- Your task:
Filter the entries that follow, copying every line in which the word "title" appears.

- Data provided:
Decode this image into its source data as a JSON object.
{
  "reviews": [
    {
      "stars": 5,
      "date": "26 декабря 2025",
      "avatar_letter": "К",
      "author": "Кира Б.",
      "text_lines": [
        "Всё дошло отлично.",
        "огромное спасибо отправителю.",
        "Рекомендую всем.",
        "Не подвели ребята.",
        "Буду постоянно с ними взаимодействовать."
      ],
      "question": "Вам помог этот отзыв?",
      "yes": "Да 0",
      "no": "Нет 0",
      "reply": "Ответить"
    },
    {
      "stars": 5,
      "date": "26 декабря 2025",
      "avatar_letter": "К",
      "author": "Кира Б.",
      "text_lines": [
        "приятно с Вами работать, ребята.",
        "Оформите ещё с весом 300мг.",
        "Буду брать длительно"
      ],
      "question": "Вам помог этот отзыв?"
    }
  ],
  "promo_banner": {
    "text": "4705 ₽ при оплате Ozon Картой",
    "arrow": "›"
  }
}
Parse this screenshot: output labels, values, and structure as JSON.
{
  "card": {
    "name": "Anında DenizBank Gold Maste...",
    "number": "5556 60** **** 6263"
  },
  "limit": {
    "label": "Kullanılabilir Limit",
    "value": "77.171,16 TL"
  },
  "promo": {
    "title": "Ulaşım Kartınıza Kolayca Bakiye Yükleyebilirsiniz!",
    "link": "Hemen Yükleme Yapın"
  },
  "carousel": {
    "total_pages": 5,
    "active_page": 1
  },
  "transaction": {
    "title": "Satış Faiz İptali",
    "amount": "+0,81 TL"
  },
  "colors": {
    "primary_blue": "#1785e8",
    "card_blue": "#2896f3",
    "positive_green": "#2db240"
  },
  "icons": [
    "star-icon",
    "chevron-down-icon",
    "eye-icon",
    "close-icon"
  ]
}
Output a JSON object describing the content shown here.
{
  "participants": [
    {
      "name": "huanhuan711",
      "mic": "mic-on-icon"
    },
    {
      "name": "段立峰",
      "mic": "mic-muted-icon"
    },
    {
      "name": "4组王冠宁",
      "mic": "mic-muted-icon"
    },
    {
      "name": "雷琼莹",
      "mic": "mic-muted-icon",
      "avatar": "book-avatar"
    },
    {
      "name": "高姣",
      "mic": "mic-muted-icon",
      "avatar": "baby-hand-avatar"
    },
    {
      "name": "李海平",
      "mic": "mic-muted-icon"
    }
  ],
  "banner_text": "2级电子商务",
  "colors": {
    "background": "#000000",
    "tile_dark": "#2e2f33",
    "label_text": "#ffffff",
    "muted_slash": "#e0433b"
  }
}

- Answer to this problem:
    "title": "Ulaşım Kartınıza Kolayca Bakiye Yükleyebilirsiniz!",
    "title": "Satış Faiz İptali",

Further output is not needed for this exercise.